TASK REQUIREMENTS: Copy these lines out verbatim, covering every item.
====
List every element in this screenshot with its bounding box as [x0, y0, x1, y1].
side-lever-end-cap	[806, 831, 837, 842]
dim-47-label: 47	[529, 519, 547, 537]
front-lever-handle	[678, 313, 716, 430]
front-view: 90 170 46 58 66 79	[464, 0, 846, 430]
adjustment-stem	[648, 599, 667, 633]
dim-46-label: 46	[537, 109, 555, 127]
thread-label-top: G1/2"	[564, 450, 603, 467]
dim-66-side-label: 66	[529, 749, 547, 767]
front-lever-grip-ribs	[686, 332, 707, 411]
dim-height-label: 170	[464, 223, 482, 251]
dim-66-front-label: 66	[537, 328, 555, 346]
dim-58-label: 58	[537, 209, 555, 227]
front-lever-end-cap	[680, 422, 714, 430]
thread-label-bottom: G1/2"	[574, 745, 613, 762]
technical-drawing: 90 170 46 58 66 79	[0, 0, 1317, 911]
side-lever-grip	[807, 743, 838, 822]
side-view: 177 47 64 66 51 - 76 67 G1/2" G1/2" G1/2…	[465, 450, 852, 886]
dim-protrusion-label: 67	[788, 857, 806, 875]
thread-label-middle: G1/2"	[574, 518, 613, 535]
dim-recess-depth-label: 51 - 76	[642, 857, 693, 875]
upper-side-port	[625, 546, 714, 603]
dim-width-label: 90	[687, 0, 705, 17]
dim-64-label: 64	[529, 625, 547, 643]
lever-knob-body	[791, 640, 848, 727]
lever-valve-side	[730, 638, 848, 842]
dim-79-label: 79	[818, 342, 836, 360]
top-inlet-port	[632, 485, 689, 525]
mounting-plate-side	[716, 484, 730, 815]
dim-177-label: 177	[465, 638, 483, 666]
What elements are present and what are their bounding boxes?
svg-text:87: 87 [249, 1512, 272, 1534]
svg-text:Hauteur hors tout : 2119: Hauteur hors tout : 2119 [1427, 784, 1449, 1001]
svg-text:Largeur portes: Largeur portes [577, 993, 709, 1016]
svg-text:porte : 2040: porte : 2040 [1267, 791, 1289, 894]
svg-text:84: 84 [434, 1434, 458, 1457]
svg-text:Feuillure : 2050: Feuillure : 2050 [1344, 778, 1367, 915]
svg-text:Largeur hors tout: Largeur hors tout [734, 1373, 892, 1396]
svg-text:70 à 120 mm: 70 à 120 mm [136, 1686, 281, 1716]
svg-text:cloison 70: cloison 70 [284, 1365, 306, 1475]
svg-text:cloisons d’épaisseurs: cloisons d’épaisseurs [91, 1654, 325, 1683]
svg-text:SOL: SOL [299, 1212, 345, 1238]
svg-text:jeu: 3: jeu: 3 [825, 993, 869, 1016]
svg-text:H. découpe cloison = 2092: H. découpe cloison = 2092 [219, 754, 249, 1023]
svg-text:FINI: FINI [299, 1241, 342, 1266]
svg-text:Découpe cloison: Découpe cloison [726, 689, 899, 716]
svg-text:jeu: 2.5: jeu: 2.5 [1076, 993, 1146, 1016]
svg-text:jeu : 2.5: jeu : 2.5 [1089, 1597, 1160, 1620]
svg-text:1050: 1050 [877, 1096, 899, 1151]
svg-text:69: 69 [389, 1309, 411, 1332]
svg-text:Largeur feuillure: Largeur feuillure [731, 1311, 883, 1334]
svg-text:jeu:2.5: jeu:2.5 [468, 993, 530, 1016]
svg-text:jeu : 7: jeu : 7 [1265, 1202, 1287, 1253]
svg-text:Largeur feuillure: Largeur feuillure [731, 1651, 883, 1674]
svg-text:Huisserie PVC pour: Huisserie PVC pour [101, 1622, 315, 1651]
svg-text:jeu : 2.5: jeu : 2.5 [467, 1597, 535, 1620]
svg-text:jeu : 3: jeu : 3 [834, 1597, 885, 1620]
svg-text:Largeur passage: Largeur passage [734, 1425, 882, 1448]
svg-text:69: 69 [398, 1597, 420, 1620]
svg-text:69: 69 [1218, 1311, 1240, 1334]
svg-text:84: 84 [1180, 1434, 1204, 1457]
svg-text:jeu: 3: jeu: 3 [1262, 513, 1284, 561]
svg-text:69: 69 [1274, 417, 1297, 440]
====
REPLY:
List every element in this screenshot with its bounding box as [x0, y0, x1, y1].
side-lever-end-cap	[806, 831, 837, 842]
dim-47-label: 47	[529, 519, 547, 537]
front-lever-handle	[678, 313, 716, 430]
front-view: 90 170 46 58 66 79	[464, 0, 846, 430]
adjustment-stem	[648, 599, 667, 633]
dim-46-label: 46	[537, 109, 555, 127]
thread-label-top: G1/2"	[564, 450, 603, 467]
dim-66-side-label: 66	[529, 749, 547, 767]
front-lever-grip-ribs	[686, 332, 707, 411]
dim-height-label: 170	[464, 223, 482, 251]
dim-66-front-label: 66	[537, 328, 555, 346]
dim-58-label: 58	[537, 209, 555, 227]
front-lever-end-cap	[680, 422, 714, 430]
thread-label-bottom: G1/2"	[574, 745, 613, 762]
technical-drawing: 90 170 46 58 66 79	[0, 0, 1317, 911]
side-lever-grip	[807, 743, 838, 822]
side-view: 177 47 64 66 51 - 76 67 G1/2" G1/2" G1/2…	[465, 450, 852, 886]
dim-protrusion-label: 67	[788, 857, 806, 875]
thread-label-middle: G1/2"	[574, 518, 613, 535]
dim-recess-depth-label: 51 - 76	[642, 857, 693, 875]
upper-side-port	[625, 546, 714, 603]
dim-width-label: 90	[687, 0, 705, 17]
dim-64-label: 64	[529, 625, 547, 643]
lever-knob-body	[791, 640, 848, 727]
lever-valve-side	[730, 638, 848, 842]
dim-79-label: 79	[818, 342, 836, 360]
top-inlet-port	[632, 485, 689, 525]
mounting-plate-side	[716, 484, 730, 815]
dim-177-label: 177	[465, 638, 483, 666]
What elements are present and what are their bounding boxes?
svg-text:87: 87 [249, 1512, 272, 1534]
svg-text:Hauteur hors tout : 2119: Hauteur hors tout : 2119 [1427, 784, 1449, 1001]
svg-text:Largeur portes: Largeur portes [577, 993, 709, 1016]
svg-text:porte : 2040: porte : 2040 [1267, 791, 1289, 894]
svg-text:84: 84 [434, 1434, 458, 1457]
svg-text:Feuillure : 2050: Feuillure : 2050 [1344, 778, 1367, 915]
svg-text:Largeur hors tout: Largeur hors tout [734, 1373, 892, 1396]
svg-text:70 à 120 mm: 70 à 120 mm [136, 1686, 281, 1716]
svg-text:cloison 70: cloison 70 [284, 1365, 306, 1475]
svg-text:cloisons d’épaisseurs: cloisons d’épaisseurs [91, 1654, 325, 1683]
svg-text:SOL: SOL [299, 1212, 345, 1238]
svg-text:jeu: 3: jeu: 3 [825, 993, 869, 1016]
svg-text:H. découpe cloison = 2092: H. découpe cloison = 2092 [219, 754, 249, 1023]
svg-text:FINI: FINI [299, 1241, 342, 1266]
svg-text:Découpe cloison: Découpe cloison [726, 689, 899, 716]
svg-text:jeu: 2.5: jeu: 2.5 [1076, 993, 1146, 1016]
svg-text:jeu : 2.5: jeu : 2.5 [1089, 1597, 1160, 1620]
svg-text:1050: 1050 [877, 1096, 899, 1151]
svg-text:69: 69 [389, 1309, 411, 1332]
svg-text:Largeur feuillure: Largeur feuillure [731, 1311, 883, 1334]
svg-text:jeu:2.5: jeu:2.5 [468, 993, 530, 1016]
svg-text:jeu : 7: jeu : 7 [1265, 1202, 1287, 1253]
svg-text:Largeur feuillure: Largeur feuillure [731, 1651, 883, 1674]
svg-text:Huisserie PVC pour: Huisserie PVC pour [101, 1622, 315, 1651]
svg-text:jeu : 2.5: jeu : 2.5 [467, 1597, 535, 1620]
svg-text:jeu : 3: jeu : 3 [834, 1597, 885, 1620]
svg-text:Largeur passage: Largeur passage [734, 1425, 882, 1448]
svg-text:69: 69 [398, 1597, 420, 1620]
svg-text:69: 69 [1218, 1311, 1240, 1334]
svg-text:84: 84 [1180, 1434, 1204, 1457]
svg-text:jeu: 3: jeu: 3 [1262, 513, 1284, 561]
svg-text:69: 69 [1274, 417, 1297, 440]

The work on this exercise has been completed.